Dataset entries
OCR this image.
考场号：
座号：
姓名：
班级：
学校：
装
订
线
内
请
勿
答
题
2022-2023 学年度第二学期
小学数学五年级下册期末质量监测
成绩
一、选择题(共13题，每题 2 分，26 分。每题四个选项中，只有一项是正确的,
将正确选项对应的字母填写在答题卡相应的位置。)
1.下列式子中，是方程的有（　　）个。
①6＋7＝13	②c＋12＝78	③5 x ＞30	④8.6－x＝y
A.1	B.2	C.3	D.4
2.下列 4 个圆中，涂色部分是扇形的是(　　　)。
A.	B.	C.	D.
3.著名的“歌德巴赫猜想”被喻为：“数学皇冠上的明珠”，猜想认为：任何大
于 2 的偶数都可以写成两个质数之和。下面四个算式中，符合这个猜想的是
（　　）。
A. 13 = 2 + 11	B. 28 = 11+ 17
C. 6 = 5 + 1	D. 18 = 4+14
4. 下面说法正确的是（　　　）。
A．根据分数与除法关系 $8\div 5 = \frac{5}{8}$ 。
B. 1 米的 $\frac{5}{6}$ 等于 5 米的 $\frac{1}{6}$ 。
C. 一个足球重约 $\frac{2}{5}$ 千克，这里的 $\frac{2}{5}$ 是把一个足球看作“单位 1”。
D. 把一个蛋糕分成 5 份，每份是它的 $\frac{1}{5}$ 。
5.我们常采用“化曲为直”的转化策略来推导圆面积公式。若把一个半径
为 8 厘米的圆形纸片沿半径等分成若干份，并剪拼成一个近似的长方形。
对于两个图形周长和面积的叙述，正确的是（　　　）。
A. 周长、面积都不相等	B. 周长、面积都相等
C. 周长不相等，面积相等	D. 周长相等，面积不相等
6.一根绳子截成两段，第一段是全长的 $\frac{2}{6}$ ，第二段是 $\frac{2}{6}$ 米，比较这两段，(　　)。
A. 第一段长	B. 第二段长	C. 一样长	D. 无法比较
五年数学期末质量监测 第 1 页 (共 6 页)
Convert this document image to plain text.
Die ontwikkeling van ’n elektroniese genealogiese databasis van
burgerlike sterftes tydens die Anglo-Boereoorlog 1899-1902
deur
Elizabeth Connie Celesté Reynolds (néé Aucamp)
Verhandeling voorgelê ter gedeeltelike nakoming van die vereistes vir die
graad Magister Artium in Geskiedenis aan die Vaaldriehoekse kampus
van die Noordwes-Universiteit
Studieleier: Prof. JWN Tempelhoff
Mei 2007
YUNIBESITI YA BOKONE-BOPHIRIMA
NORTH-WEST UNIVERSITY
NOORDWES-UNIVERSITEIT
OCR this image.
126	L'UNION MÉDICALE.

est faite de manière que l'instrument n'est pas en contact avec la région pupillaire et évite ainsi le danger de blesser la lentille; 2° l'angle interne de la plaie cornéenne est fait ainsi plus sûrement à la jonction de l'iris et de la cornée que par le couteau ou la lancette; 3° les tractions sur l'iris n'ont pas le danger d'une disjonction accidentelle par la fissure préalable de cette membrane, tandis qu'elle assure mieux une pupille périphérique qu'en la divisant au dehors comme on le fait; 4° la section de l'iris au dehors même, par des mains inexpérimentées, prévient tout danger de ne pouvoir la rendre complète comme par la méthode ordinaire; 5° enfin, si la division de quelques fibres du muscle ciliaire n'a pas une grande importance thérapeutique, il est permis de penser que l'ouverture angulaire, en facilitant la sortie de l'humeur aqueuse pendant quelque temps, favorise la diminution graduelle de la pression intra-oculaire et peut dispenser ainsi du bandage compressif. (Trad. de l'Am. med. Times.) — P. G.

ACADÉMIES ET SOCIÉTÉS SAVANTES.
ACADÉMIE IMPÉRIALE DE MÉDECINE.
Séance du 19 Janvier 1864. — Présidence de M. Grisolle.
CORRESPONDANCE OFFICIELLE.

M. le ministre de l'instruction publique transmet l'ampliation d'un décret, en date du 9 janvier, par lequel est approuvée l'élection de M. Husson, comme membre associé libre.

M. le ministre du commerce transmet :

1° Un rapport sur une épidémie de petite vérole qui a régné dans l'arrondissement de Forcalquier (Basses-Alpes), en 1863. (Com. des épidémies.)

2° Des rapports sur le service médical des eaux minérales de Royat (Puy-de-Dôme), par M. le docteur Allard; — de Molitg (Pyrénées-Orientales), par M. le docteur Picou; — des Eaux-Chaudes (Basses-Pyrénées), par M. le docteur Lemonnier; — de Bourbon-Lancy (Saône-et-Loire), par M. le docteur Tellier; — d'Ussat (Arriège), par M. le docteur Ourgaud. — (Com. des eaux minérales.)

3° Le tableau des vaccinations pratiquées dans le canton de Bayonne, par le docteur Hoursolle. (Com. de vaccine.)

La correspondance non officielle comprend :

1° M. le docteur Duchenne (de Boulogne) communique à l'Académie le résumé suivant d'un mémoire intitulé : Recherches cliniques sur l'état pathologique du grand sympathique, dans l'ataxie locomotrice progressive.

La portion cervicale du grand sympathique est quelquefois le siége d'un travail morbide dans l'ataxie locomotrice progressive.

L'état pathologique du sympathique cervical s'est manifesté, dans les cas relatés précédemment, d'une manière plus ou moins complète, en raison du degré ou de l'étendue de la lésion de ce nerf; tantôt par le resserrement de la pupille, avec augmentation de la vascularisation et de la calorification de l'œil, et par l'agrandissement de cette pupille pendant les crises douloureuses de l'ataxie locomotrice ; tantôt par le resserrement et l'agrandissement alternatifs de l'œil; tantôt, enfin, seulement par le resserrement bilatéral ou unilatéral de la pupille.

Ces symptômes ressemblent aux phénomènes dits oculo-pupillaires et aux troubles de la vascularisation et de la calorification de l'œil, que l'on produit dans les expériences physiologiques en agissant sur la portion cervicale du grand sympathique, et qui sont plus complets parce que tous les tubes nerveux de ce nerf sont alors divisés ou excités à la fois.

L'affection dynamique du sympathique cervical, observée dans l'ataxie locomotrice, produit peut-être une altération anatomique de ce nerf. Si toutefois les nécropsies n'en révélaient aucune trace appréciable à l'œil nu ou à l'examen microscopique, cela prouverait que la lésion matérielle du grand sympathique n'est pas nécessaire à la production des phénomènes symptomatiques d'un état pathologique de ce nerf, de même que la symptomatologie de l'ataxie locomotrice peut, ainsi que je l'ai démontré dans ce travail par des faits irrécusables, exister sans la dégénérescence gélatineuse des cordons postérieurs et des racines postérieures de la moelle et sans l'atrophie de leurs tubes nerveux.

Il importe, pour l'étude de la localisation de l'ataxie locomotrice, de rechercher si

*TASK DETAILS*: What is the number of lines in the records that contain "progressive"? Give that number only.

*SOLUTION BELOW*: 2